§ Short exercise
The data below must be copied in full and without any change.

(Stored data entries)
● ● ● ● ●
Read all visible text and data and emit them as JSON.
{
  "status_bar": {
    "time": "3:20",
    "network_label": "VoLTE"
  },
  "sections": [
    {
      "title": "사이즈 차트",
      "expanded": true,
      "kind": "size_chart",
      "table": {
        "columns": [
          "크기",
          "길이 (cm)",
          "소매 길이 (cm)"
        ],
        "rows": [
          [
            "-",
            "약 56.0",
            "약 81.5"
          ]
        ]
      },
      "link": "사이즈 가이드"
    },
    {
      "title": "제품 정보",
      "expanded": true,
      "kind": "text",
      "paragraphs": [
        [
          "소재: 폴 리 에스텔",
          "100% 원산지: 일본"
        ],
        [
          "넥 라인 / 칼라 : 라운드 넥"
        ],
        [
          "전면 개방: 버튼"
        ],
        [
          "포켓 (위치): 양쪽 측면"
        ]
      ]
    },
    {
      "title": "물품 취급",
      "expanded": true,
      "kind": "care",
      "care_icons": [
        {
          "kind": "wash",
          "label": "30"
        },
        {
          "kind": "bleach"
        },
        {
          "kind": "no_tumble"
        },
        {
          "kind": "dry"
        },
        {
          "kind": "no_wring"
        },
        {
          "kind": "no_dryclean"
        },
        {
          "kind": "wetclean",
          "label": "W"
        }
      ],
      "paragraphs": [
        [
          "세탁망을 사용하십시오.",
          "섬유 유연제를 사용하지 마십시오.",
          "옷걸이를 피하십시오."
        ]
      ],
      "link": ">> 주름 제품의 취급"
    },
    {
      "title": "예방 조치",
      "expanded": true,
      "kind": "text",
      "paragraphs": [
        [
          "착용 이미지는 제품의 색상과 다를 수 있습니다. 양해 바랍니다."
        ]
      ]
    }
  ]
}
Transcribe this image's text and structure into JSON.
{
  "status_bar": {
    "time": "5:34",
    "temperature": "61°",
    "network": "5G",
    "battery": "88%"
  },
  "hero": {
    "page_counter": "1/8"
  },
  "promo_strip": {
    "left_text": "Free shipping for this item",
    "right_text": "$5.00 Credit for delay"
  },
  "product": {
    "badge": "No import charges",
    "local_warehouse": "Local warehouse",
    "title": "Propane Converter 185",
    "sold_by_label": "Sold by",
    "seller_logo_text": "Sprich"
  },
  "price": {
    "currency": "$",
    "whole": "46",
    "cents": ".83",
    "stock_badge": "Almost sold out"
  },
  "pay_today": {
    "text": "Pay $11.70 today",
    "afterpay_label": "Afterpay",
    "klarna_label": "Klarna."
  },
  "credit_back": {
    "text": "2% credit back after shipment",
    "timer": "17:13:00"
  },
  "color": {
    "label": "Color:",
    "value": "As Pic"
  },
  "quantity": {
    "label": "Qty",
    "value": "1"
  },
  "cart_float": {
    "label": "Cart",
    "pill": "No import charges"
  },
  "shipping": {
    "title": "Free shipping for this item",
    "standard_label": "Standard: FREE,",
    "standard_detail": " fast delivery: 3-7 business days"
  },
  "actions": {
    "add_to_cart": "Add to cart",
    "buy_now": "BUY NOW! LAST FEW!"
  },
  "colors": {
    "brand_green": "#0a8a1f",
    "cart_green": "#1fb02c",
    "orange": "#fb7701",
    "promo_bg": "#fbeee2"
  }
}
● ● ● ● ●
§ Solution below
Read all visible text and data and emit them as JSON.
{
  "status_bar": {
    "time": "3:20",
    "network_label": "VoLTE"
  },
  "sections": [
    {
      "title": "사이즈 차트",
      "expanded": true,
      "kind": "size_chart",
      "table": {
        "columns": [
          "크기",
          "길이 (cm)",
          "소매 길이 (cm)"
        ],
        "rows": [
          [
            "-",
            "약 56.0",
            "약 81.5"
          ]
        ]
      },
      "link": "사이즈 가이드"
    },
    {
      "title": "제품 정보",
      "expanded": true,
      "kind": "text",
      "paragraphs": [
        [
          "소재: 폴 리 에스텔",
          "100% 원산지: 일본"
        ],
        [
          "넥 라인 / 칼라 : 라운드 넥"
        ],
        [
          "전면 개방: 버튼"
        ],
        [
          "포켓 (위치): 양쪽 측면"
        ]
      ]
    },
    {
      "title": "물품 취급",
      "expanded": true,
      "kind": "care",
      "care_icons": [
        {
          "kind": "wash",
          "label": "30"
        },
        {
          "kind": "bleach"
        },
        {
          "kind": "no_tumble"
        },
        {
          "kind": "dry"
        },
        {
          "kind": "no_wring"
        },
        {
          "kind": "no_dryclean"
        },
        {
          "kind": "wetclean",
          "label": "W"
        }
      ],
      "paragraphs": [
        [
          "세탁망을 사용하십시오.",
          "섬유 유연제를 사용하지 마십시오.",
          "옷걸이를 피하십시오."
        ]
      ],
      "link": ">> 주름 제품의 취급"
    },
    {
      "title": "예방 조치",
      "expanded": true,
      "kind": "text",
      "paragraphs": [
        [
          "착용 이미지는 제품의 색상과 다를 수 있습니다. 양해 바랍니다."
        ]
      ]
    }
  ]
}
Transcribe this image's text and structure into JSON.
{
  "status_bar": {
    "time": "5:34",
    "temperature": "61°",
    "network": "5G",
    "battery": "88%"
  },
  "hero": {
    "page_counter": "1/8"
  },
  "promo_strip": {
    "left_text": "Free shipping for this item",
    "right_text": "$5.00 Credit for delay"
  },
  "product": {
    "badge": "No import charges",
    "local_warehouse": "Local warehouse",
    "title": "Propane Converter 185",
    "sold_by_label": "Sold by",
    "seller_logo_text": "Sprich"
  },
  "price": {
    "currency": "$",
    "whole": "46",
    "cents": ".83",
    "stock_badge": "Almost sold out"
  },
  "pay_today": {
    "text": "Pay $11.70 today",
    "afterpay_label": "Afterpay",
    "klarna_label": "Klarna."
  },
  "credit_back": {
    "text": "2% credit back after shipment",
    "timer": "17:13:00"
  },
  "color": {
    "label": "Color:",
    "value": "As Pic"
  },
  "quantity": {
    "label": "Qty",
    "value": "1"
  },
  "cart_float": {
    "label": "Cart",
    "pill": "No import charges"
  },
  "shipping": {
    "title": "Free shipping for this item",
    "standard_label": "Standard: FREE,",
    "standard_detail": " fast delivery: 3-7 business days"
  },
  "actions": {
    "add_to_cart": "Add to cart",
    "buy_now": "BUY NOW! LAST FEW!"
  },
  "colors": {
    "brand_green": "#0a8a1f",
    "cart_green": "#1fb02c",
    "orange": "#fb7701",
    "promo_bg": "#fbeee2"
  }
}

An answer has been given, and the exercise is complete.